Já Mariana percebe suas primeiras maternidades de outra forma. “Eu era compulsoriamente obrigada a dar conta sozinha dos meus filhos. Se você está grávida daquele filho, então você é obrigada a ser a mãe dele. Se você não quiser aquele filho, você é uma péssima mãe. É um lugar que é seu mesmo que você não queira.”

Juntas, as duas decidiram ter mais dois filhos. “Eu pude ser mãe dentro de uma sociedade heteronormativa, que nunca me tirou esse lugar. Pelo contrário, sempre me cobrou. Depois, pude ser mãe com uma outra mulher que gestou o meu óvulo. Como eu tinha vindo de uma experiência heteronormativa, inicialmente, eu achava que o fato de ser o meu óvulo, o qual ela estava gestando, me traria algum lugar de maternidade”, relata Mariana.

Aline Cristina Camacho Ambrósio, ginecologista e sexóloga do Hospital Albert Einstein, afirma que, muitas vezes, as mulheres cisgênero escolhem a fertilização, em que uma doa e outra gesta, para que ambas se sintam participantes da gestação.

Nesses casos, Ambrósio explica que a carga genética do bebê virá somente do óvulo da mãe doadora. Mas, quando a criança é gerada no útero da outra mãe, “ela já vai recebendo informações dessa mãe, tanto da parte biológica, de alimentação, hormônio, quanto do clima afetivo que essa mãe gera gestando o bebê. Isso é uma das coisas que estimula as mulheres a fazerem dessa forma compartilhada. O clima afetivo é extremamente importante para a gestação dessa criança”.

Porém, o casal entendeu que a maternidade não está relacionada só com a genética. “Eu não me sentia mãe dele quando ele nasceu. O fato de ele ter minha genética não me garantiu um lugar materno com ele. Eu tive que conquistar isso”, diz Mariana.

“Eu não me sentia mãe dele porque ele tinha o meu óvulo, eu me sentia mãe dele porque eu desejei ser mãe dele, porque eu fui em busca disso, porque no cotidiano a gente investiu nessa troca, nesse cuidado, nesse vínculo. Se não tem desejo, não existe maternidade.”

Além do vínculo mãe e filho, Mariana também comenta sobre a relação desenvolvida com a esposa dentro da dupla maternidade. “Você precisa olhar para o outro e pensar ‘agora vou parar para que o outro possa existir’. Isso é necessário porque a gente está compartilhando esse lugar do cuidado.”
A ginecologista também expõe que é possível, no caso de duas mulheres cis, que as duas mães amamentem o bebê. Na mãe que não gestou, é possível induzir, com medicamentos, a produção de prolactina, hormônio produtor do leite.
━━━━━━━━
• [TAREFA A REALIZAR]: Continue o trecho sobre a dupla maternidade a partir da última frase apresentada. As entradas não têm nenhuma relação com isto.

• [CONTEÚDO DOS DADOS]:
━━━━━━━━
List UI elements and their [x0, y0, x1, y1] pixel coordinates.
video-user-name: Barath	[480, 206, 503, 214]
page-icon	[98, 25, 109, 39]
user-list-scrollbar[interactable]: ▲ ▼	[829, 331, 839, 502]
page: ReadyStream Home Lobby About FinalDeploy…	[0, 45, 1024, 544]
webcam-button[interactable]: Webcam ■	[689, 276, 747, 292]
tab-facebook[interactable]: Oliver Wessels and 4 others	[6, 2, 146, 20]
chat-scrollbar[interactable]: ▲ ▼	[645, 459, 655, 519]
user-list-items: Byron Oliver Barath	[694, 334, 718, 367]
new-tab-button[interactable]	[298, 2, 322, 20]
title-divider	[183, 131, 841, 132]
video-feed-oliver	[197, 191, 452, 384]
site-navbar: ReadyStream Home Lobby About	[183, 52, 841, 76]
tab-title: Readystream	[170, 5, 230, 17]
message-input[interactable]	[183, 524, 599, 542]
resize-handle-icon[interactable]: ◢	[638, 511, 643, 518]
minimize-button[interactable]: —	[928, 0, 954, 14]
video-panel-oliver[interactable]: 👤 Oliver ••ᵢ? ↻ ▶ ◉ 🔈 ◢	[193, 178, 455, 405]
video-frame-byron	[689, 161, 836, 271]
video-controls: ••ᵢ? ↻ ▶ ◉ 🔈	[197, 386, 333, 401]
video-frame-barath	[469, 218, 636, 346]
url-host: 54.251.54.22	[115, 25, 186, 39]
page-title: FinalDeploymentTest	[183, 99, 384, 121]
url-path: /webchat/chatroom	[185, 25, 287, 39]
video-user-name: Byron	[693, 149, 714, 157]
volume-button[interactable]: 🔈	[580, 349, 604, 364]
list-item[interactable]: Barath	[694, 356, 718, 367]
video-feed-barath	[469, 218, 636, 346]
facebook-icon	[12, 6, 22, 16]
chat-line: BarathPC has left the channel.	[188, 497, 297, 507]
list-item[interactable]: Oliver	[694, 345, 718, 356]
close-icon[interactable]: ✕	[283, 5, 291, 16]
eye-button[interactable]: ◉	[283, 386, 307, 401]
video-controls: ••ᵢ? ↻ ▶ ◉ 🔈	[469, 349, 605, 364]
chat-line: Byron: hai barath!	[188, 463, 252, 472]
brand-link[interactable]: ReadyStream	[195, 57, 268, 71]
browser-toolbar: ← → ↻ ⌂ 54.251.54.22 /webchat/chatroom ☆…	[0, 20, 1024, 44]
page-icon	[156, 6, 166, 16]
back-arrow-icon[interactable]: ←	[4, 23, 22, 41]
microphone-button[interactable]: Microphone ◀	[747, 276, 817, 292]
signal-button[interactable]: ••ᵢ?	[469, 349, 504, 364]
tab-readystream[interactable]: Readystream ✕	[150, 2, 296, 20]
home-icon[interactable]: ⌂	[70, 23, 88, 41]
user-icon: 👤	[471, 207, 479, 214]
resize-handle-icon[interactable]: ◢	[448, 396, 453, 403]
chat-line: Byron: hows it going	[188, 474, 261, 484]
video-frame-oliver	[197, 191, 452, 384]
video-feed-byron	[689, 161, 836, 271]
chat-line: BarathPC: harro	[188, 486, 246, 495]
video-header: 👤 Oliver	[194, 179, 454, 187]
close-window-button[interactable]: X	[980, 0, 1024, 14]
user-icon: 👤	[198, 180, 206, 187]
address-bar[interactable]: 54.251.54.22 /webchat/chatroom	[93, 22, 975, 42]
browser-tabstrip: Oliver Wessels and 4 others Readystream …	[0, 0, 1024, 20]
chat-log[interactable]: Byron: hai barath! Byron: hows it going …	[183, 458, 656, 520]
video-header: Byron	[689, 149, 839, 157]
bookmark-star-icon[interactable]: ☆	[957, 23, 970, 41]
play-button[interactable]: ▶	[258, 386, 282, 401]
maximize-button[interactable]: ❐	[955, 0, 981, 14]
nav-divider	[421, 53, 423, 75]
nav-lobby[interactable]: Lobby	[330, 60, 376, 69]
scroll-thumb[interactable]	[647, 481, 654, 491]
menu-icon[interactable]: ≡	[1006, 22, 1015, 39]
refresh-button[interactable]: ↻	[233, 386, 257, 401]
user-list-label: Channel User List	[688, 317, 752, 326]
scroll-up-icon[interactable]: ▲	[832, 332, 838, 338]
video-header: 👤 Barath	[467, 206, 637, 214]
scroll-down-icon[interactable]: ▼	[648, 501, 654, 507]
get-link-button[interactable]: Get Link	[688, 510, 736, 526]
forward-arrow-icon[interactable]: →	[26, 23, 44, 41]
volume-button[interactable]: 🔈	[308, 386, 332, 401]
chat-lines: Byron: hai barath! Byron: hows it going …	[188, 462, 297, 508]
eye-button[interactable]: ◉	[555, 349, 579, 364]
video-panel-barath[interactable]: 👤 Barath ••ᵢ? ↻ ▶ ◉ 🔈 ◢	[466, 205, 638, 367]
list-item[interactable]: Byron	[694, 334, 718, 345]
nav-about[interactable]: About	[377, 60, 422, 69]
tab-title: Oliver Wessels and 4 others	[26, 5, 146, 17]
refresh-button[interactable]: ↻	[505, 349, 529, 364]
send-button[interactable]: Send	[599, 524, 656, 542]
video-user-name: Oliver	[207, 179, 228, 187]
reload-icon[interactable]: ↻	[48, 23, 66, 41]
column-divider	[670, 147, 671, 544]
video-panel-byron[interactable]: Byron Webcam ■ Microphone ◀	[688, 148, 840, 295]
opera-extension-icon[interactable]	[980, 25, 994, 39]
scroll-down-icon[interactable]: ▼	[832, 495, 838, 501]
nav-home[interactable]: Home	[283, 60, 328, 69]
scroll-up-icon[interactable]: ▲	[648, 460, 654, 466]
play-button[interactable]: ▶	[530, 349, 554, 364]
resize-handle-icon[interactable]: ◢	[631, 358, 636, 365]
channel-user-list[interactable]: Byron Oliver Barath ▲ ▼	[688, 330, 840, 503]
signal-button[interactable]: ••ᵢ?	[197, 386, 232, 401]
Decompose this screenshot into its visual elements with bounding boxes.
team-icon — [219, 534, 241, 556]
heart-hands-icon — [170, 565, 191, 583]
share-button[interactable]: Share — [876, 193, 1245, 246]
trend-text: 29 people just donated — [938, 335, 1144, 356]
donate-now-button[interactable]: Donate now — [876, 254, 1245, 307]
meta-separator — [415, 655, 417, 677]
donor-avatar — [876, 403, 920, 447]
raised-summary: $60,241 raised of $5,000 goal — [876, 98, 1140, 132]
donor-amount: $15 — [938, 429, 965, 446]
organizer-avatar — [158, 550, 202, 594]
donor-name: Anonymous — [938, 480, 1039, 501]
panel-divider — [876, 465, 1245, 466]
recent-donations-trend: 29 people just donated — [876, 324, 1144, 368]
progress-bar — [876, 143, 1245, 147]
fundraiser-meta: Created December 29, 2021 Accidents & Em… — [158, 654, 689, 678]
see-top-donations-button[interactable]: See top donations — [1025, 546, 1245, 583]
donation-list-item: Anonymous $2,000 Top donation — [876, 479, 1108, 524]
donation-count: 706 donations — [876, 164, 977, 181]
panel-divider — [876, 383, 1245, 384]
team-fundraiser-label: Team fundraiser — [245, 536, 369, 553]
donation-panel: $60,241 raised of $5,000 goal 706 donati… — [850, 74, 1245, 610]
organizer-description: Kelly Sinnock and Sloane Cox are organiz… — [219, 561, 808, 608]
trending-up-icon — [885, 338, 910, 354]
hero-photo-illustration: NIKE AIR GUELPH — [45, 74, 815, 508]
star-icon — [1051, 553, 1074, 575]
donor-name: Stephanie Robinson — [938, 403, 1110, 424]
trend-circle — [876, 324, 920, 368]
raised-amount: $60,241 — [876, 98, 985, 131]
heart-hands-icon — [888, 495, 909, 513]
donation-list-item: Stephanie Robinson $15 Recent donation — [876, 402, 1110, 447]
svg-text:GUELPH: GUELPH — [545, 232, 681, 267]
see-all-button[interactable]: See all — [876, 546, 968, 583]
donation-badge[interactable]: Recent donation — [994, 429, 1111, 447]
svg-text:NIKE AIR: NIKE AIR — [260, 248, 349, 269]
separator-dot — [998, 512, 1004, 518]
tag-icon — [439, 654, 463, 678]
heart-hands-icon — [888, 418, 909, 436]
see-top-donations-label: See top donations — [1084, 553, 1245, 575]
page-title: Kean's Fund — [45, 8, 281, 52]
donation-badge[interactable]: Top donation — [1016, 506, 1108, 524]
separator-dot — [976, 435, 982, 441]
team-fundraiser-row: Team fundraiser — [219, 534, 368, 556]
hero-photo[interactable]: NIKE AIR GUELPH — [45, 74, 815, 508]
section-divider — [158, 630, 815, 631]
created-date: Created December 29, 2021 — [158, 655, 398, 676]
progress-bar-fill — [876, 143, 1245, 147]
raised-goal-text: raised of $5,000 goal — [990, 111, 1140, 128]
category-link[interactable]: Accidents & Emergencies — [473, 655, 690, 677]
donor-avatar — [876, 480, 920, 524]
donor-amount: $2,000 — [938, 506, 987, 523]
━━━━━━━━
• [RESULTADO DA TAREFA]:
“Só o ato de sucção também já pode estimular a prolactina. Conforme o bebê vai sugando, você entra num ciclo repetitivo de produção desse hormônio que faz com que o corpo produza leite”, ressalta a médica.

Ambrósio explica que, no caso de mulheres trans, a gestação também é possível através da fertilização e da inseminação. O sêmen de uma das mulheres trans fecundará o óvulo doador e o embrião será gestado por uma barriga solidária. “As duas mulheres trans estarão mais próximas dessa mulher cis que vai estar gestando, que vai estar entrando com o útero. É importante para o clima afetivo elas participarem”, afirma.

Porém, a ginecologista destaca que, para mulheres que utilizam hormônios feminilizantes, o ideal é que o sêmen seja congelado antes do início da terapia. Caso ele não tenha sido reservado, será preciso interromper uso do hormônio durante o processo de fertilização ou inseminação.

LICENÇA MATERNIDADE
A reprodução assistida para todas as mulheres LGBTQIAPN+ é garantida pela resolução nº 2294/2021 do Conselho Federal de Medicina (CFM). Porém, alguns direitos, como a licença maternidade para a mãe não gestante, ainda precisam ser judicializados. Durante a licença maternidade de Lizandra, Mariana continuou trabalhando já que não recebeu sua licença.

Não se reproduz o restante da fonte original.